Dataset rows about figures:

## Start

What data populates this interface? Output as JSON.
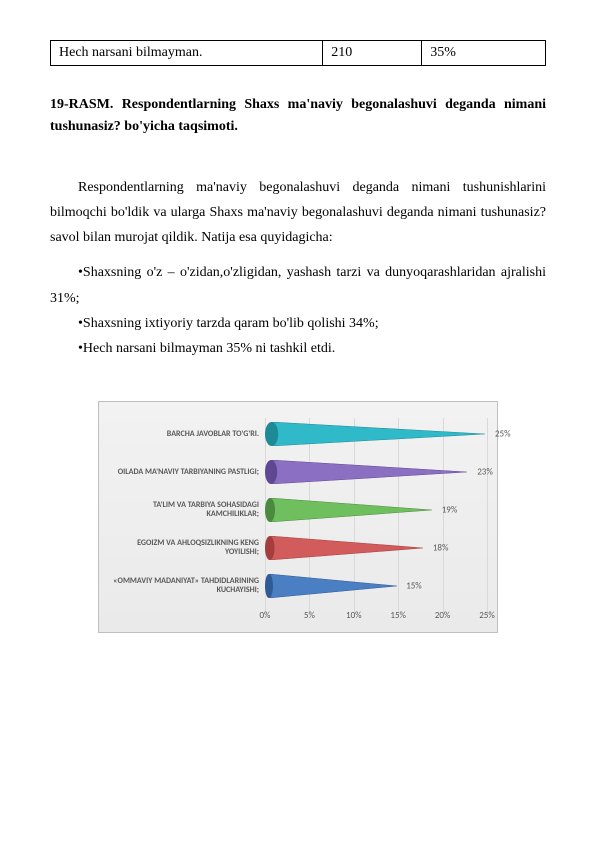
{
  "table": {
    "row": {
      "label": "Hech narsani bilmayman.",
      "count": "210",
      "pct": "35%"
    }
  },
  "caption": "19-RASM. Respondentlarning Shaxs ma'naviy begonalashuvi deganda nimani tushunasiz? bo'yicha taqsimoti.",
  "para": "Respondentlarning ma'naviy begonalashuvi deganda nimani tushunishlarini bilmoqchi bo'ldik va ularga Shaxs ma'naviy begonalashuvi deganda nimani tushunasiz?  savol bilan murojat qildik. Natija esa quyidagicha:",
  "bullets": [
    "•Shaxsning o'z – o'zidan,o'zligidan, yashash tarzi va dunyoqarashlaridan ajralishi 31%;",
    "•Shaxsning ixtiyoriy tarzda qaram bo'lib qolishi 34%;",
    "•Hech narsani bilmayman 35% ni tashkil etdi."
  ],
  "chart": {
    "type": "bar",
    "xmax": 25,
    "xtick_step": 5,
    "ticks": [
      "0%",
      "5%",
      "10%",
      "15%",
      "20%",
      "25%"
    ],
    "grid_color": "#d9d9d9",
    "background": "#eeeeee",
    "label_fontsize": 8,
    "value_fontsize": 9,
    "series": [
      {
        "label": "BARCHA JAVOBLAR TO'G'RI.",
        "value": 25,
        "value_label": "25%",
        "color": "#2fb9c9",
        "dark": "#1e8a96"
      },
      {
        "label": "OILADA MA'NAVIY TARBIYANING PASTLIGI;",
        "value": 23,
        "value_label": "23%",
        "color": "#8b6fc2",
        "dark": "#5f4793"
      },
      {
        "label": "TA'LIM VA TARBIYA SOHASIDAGI KAMCHILIKLAR;",
        "value": 19,
        "value_label": "19%",
        "color": "#6fbf5f",
        "dark": "#4a8a3e"
      },
      {
        "label": "EGOIZM VA AHLOQSIZLIKNING KENG YOYILISHI;",
        "value": 18,
        "value_label": "18%",
        "color": "#d25b5b",
        "dark": "#a43e3e"
      },
      {
        "label": "«OMMAVIY MADANIYAT» TAHDIDLARINING KUCHAYISHI;",
        "value": 15,
        "value_label": "15%",
        "color": "#4a7fc4",
        "dark": "#2f5a94"
      }
    ]
  }
}
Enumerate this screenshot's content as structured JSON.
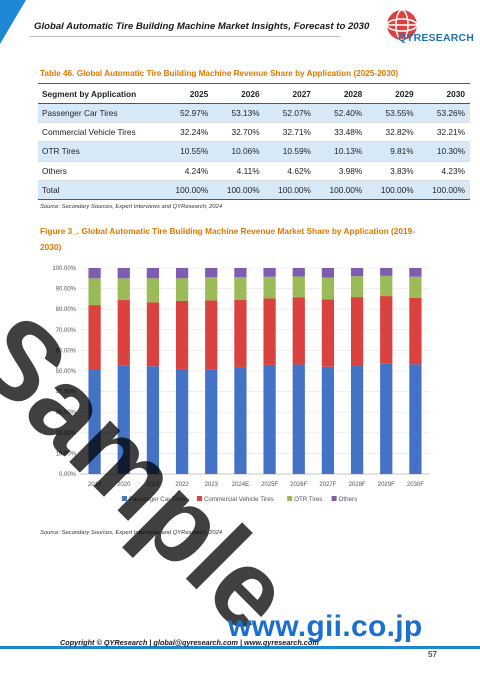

## End

Directive: Quote the material word for word, dropping any images it holds.

Solution to this problem:
What data populates this interface? Output as JSON.
{
  "table": {
    "row": {
      "label": "Hech narsani bilmayman.",
      "count": "210",
      "pct": "35%"
    }
  },
  "caption": "19-RASM. Respondentlarning Shaxs ma'naviy begonalashuvi deganda nimani tushunasiz? bo'yicha taqsimoti.",
  "para": "Respondentlarning ma'naviy begonalashuvi deganda nimani tushunishlarini bilmoqchi bo'ldik va ularga Shaxs ma'naviy begonalashuvi deganda nimani tushunasiz?  savol bilan murojat qildik. Natija esa quyidagicha:",
  "bullets": [
    "•Shaxsning o'z – o'zidan,o'zligidan, yashash tarzi va dunyoqarashlaridan ajralishi 31%;",
    "•Shaxsning ixtiyoriy tarzda qaram bo'lib qolishi 34%;",
    "•Hech narsani bilmayman 35% ni tashkil etdi."
  ],
  "chart": {
    "type": "bar",
    "xmax": 25,
    "xtick_step": 5,
    "ticks": [
      "0%",
      "5%",
      "10%",
      "15%",
      "20%",
      "25%"
    ],
    "grid_color": "#d9d9d9",
    "background": "#eeeeee",
    "label_fontsize": 8,
    "value_fontsize": 9,
    "series": [
      {
        "label": "BARCHA JAVOBLAR TO'G'RI.",
        "value": 25,
        "value_label": "25%",
        "color": "#2fb9c9",
        "dark": "#1e8a96"
      },
      {
        "label": "OILADA MA'NAVIY TARBIYANING PASTLIGI;",
        "value": 23,
        "value_label": "23%",
        "color": "#8b6fc2",
        "dark": "#5f4793"
      },
      {
        "label": "TA'LIM VA TARBIYA SOHASIDAGI KAMCHILIKLAR;",
        "value": 19,
        "value_label": "19%",
        "color": "#6fbf5f",
        "dark": "#4a8a3e"
      },
      {
        "label": "EGOIZM VA AHLOQSIZLIKNING KENG YOYILISHI;",
        "value": 18,
        "value_label": "18%",
        "color": "#d25b5b",
        "dark": "#a43e3e"
      },
      {
        "label": "«OMMAVIY MADANIYAT» TAHDIDLARINING KUCHAYISHI;",
        "value": 15,
        "value_label": "15%",
        "color": "#4a7fc4",
        "dark": "#2f5a94"
      }
    ]
  }
}
Enumerate this screenshot's content as structured JSON.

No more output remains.